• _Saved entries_

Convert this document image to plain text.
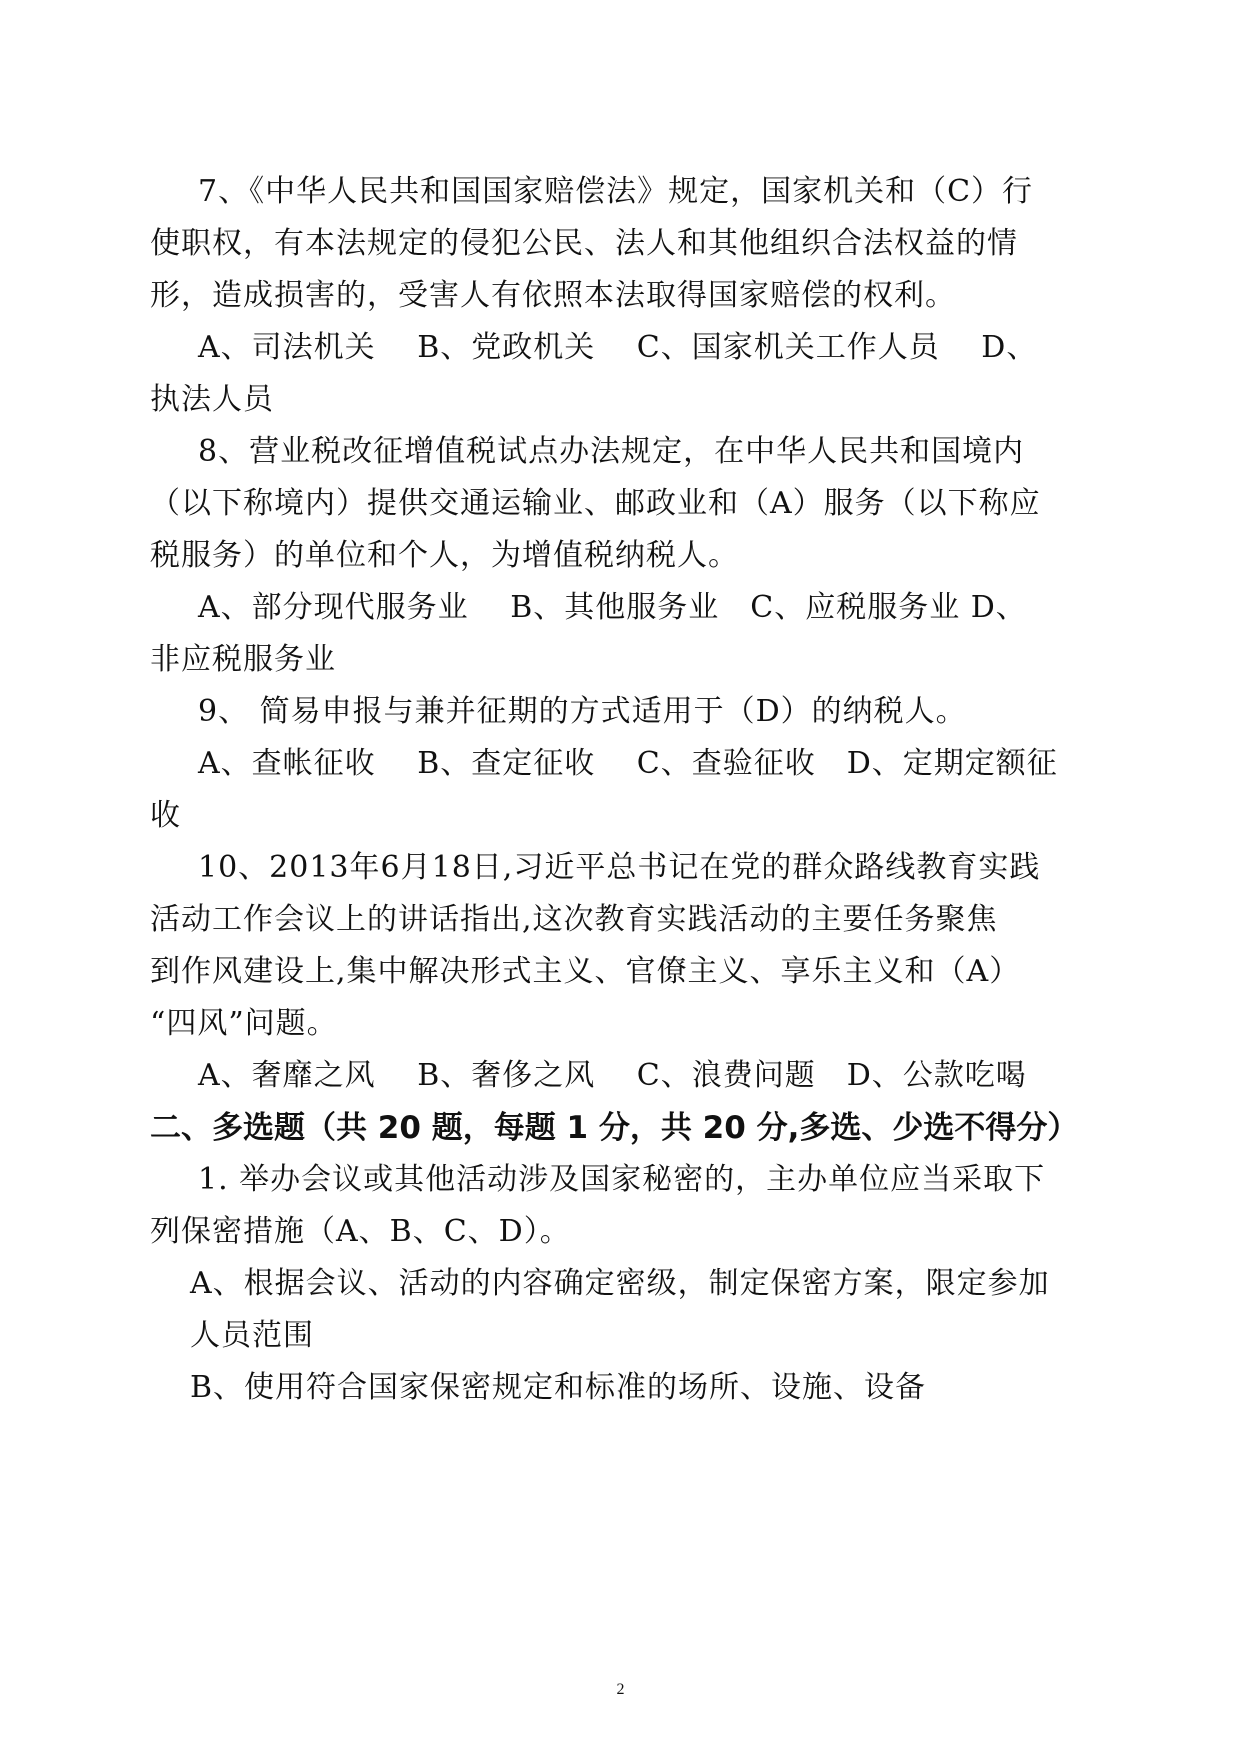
7、《中华人民共和国国家赔偿法》规定，国家机关和（C）行
使职权，有本法规定的侵犯公民、法人和其他组织合法权益的情
形，造成损害的，受害人有依照本法取得国家赔偿的权利。
A、司法机关　 B、党政机关　 C、国家机关工作人员　 D、
执法人员
8、营业税改征增值税试点办法规定，在中华人民共和国境内
（以下称境内）提供交通运输业、邮政业和（A）服务（以下称应
税服务）的单位和个人，为增值税纳税人。
A、部分现代服务业　 B、其他服务业　C、应税服务业 D、
非应税服务业
9、 简易申报与兼并征期的方式适用于（D）的纳税人。
A、查帐征收　 B、查定征收　 C、查验征收　D、定期定额征
收
10、2013年6月18日,习近平总书记在党的群众路线教育实践
活动工作会议上的讲话指出,这次教育实践活动的主要任务聚焦
到作风建设上,集中解决形式主义、官僚主义、享乐主义和（A）
“四风”问题。
A、奢靡之风　 B、奢侈之风　 C、浪费问题　D、公款吃喝
二、多选题（共 20 题，每题 1 分，共 20 分,多选、少选不得分）
1. 举办会议或其他活动涉及国家秘密的，主办单位应当采取下
列保密措施（A、B、C、D）。
A、根据会议、活动的内容确定密级，制定保密方案，限定参加
人员范围
B、使用符合国家保密规定和标准的场所、设施、设备
2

• _BRIEF_
Output every entry exactly as given; pictures are not part of the copy.

• _SOLUTION FOR THIS TASK_
Convert this document image to plain text.
7、《中华人民共和国国家赔偿法》规定，国家机关和（C）行
使职权，有本法规定的侵犯公民、法人和其他组织合法权益的情
形，造成损害的，受害人有依照本法取得国家赔偿的权利。
A、司法机关　 B、党政机关　 C、国家机关工作人员　 D、
执法人员
8、营业税改征增值税试点办法规定，在中华人民共和国境内
（以下称境内）提供交通运输业、邮政业和（A）服务（以下称应
税服务）的单位和个人，为增值税纳税人。
A、部分现代服务业　 B、其他服务业　C、应税服务业 D、
非应税服务业
9、 简易申报与兼并征期的方式适用于（D）的纳税人。
A、查帐征收　 B、查定征收　 C、查验征收　D、定期定额征
收
10、2013年6月18日,习近平总书记在党的群众路线教育实践
活动工作会议上的讲话指出,这次教育实践活动的主要任务聚焦
到作风建设上,集中解决形式主义、官僚主义、享乐主义和（A）
“四风”问题。
A、奢靡之风　 B、奢侈之风　 C、浪费问题　D、公款吃喝
二、多选题（共 20 题，每题 1 分，共 20 分,多选、少选不得分）
1. 举办会议或其他活动涉及国家秘密的，主办单位应当采取下
列保密措施（A、B、C、D）。
A、根据会议、活动的内容确定密级，制定保密方案，限定参加
人员范围
B、使用符合国家保密规定和标准的场所、设施、设备
2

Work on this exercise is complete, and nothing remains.